--- begin Information given ---

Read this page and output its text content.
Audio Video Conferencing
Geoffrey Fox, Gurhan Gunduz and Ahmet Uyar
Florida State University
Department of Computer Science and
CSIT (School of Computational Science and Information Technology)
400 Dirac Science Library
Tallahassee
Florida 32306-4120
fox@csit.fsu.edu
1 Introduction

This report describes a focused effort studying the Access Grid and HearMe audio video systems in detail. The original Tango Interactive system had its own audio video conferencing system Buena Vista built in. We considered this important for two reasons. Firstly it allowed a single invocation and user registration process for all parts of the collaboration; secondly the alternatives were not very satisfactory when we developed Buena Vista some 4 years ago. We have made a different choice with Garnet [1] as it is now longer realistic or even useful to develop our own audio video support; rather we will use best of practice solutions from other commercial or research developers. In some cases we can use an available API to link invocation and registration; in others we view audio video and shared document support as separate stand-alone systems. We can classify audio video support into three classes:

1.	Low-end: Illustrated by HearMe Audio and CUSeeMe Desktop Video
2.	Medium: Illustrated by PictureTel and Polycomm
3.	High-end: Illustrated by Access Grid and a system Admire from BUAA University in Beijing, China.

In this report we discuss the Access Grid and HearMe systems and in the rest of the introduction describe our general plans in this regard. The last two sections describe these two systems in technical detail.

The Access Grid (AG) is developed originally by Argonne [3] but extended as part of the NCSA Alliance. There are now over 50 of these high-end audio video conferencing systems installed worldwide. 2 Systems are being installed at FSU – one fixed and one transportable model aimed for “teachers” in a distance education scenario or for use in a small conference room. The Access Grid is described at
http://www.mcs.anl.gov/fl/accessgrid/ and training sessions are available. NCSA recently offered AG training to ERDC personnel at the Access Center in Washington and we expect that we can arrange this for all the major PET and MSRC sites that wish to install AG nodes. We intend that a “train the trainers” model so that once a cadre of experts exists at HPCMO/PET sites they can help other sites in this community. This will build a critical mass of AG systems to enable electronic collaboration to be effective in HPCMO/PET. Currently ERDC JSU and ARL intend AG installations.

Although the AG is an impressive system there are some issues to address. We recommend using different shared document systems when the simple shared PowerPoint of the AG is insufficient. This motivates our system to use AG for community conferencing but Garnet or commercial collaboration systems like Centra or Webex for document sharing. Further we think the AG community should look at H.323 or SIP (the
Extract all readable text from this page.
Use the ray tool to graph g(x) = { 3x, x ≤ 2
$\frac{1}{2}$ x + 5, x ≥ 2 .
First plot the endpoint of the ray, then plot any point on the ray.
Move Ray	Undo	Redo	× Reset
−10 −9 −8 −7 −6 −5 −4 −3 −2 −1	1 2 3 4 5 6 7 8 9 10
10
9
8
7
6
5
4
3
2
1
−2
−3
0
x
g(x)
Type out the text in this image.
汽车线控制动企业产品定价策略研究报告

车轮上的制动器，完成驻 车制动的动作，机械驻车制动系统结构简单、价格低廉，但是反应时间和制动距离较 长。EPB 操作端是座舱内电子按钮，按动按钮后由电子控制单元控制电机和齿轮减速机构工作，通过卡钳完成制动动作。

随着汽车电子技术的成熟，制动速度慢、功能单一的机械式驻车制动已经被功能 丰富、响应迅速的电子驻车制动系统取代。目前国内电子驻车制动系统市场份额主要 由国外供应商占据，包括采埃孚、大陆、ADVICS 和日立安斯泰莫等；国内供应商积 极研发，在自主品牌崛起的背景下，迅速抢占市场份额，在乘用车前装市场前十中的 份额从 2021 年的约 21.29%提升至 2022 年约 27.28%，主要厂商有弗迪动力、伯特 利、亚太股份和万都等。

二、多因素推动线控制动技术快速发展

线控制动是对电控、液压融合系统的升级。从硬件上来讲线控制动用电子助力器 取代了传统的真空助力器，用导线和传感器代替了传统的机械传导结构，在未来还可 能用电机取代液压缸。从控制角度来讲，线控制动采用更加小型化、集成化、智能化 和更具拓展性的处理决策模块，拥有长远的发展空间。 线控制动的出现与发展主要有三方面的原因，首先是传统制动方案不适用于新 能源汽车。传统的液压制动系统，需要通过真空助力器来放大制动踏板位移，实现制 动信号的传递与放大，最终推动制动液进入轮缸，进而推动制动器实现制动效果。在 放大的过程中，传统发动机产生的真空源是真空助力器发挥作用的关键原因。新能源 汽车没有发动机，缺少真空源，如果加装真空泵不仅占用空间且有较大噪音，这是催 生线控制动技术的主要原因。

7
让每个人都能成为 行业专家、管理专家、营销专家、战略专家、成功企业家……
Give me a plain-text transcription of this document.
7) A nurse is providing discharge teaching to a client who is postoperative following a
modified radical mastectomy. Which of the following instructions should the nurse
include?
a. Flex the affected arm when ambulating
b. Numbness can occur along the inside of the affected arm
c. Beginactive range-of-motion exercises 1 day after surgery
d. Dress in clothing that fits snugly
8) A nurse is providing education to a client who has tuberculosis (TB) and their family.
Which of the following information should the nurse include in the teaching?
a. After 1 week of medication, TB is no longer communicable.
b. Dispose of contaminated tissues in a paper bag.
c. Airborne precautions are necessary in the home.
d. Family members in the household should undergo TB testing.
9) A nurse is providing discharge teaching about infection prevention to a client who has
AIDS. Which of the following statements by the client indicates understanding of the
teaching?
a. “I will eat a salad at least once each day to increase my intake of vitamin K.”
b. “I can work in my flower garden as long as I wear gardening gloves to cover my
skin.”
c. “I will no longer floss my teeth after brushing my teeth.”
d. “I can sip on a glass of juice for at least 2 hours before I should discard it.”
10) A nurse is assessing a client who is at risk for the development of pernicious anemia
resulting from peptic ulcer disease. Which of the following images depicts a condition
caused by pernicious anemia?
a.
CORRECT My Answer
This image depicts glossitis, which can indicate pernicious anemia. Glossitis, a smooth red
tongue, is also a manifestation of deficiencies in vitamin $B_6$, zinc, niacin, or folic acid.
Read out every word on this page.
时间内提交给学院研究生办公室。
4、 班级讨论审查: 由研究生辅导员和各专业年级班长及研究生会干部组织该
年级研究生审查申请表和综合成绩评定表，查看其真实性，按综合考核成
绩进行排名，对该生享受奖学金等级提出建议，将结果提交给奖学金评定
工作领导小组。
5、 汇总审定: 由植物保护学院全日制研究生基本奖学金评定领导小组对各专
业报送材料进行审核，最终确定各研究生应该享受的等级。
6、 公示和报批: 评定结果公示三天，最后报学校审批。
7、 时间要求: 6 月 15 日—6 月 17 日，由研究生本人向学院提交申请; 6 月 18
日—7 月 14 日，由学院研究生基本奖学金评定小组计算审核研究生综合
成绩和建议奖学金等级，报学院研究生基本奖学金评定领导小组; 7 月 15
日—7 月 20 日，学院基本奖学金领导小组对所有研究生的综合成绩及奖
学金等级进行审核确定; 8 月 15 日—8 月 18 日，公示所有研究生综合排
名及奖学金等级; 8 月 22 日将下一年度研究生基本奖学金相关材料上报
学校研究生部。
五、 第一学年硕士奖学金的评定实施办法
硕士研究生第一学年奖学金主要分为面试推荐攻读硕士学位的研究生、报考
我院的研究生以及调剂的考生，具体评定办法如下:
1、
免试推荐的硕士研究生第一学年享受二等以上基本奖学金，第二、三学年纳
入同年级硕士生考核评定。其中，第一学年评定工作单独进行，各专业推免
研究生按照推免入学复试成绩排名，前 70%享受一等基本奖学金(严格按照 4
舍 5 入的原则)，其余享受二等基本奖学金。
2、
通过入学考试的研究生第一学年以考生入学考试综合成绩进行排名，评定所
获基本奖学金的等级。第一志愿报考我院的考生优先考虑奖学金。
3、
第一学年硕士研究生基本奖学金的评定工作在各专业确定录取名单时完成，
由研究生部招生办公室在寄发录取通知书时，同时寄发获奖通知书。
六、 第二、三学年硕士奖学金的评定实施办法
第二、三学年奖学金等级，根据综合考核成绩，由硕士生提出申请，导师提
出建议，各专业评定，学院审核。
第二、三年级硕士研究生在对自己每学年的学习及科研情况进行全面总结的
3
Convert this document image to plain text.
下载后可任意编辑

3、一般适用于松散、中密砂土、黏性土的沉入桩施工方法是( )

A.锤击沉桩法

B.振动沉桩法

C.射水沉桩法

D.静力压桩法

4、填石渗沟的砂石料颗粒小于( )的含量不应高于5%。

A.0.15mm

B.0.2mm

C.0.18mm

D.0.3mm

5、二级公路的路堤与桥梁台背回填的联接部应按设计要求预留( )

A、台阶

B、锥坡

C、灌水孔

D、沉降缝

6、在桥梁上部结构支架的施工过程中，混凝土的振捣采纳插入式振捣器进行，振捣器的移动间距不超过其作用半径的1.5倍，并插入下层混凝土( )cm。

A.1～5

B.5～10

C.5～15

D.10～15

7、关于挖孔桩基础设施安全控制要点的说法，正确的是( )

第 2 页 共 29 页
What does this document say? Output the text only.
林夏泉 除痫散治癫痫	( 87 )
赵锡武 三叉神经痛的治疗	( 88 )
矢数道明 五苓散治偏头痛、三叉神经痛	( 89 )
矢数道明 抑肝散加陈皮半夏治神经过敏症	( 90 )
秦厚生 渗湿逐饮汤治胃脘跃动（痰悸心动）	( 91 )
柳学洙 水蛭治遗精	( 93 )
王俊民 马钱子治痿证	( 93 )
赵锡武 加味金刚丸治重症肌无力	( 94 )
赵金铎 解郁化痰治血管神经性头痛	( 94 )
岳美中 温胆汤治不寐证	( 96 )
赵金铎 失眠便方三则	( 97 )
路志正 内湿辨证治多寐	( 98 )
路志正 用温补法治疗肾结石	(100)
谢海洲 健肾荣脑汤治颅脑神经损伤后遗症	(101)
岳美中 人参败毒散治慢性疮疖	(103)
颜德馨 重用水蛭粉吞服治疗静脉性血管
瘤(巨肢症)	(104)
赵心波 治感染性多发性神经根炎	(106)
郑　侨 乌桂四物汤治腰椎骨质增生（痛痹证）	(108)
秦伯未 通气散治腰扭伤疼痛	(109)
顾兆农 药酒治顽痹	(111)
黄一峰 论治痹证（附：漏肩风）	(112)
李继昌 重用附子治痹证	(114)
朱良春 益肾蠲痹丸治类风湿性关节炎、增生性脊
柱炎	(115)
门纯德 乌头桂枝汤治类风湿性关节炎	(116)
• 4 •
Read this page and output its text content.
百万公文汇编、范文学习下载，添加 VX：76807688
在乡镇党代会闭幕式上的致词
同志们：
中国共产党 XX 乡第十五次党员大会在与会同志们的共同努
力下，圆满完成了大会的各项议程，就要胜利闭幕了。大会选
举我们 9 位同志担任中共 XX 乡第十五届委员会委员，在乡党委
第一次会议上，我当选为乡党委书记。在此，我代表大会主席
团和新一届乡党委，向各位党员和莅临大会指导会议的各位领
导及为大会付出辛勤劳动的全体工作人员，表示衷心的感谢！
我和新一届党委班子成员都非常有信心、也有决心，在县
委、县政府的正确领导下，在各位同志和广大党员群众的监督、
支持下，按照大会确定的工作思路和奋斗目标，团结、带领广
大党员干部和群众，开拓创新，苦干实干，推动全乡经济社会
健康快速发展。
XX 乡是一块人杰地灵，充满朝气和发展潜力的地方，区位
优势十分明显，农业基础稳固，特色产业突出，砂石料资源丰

--- end Information given ---

▸ **Instructions for the task**:
Gather up every line in the data above that contains the word "once", copying each one.

▸ **Solution to the exercise**:
http://www.mcs.anl.gov/fl/accessgrid/ and training sessions are available. NCSA recently offered AG training to ERDC personnel at the Access Center in Washington and we expect that we can arrange this for all the major PET and MSRC sites that wish to install AG nodes. We intend that a “train the trainers” model so that once a cadre of experts exists at HPCMO/PET sites they can help other sites in this community. This will build a critical mass of AG systems to enable electronic collaboration to be effective in HPCMO/PET. Currently ERDC JSU and ARL intend AG installations.
a. “I will eat a salad at least once each day to increase my intake of vitamin K.”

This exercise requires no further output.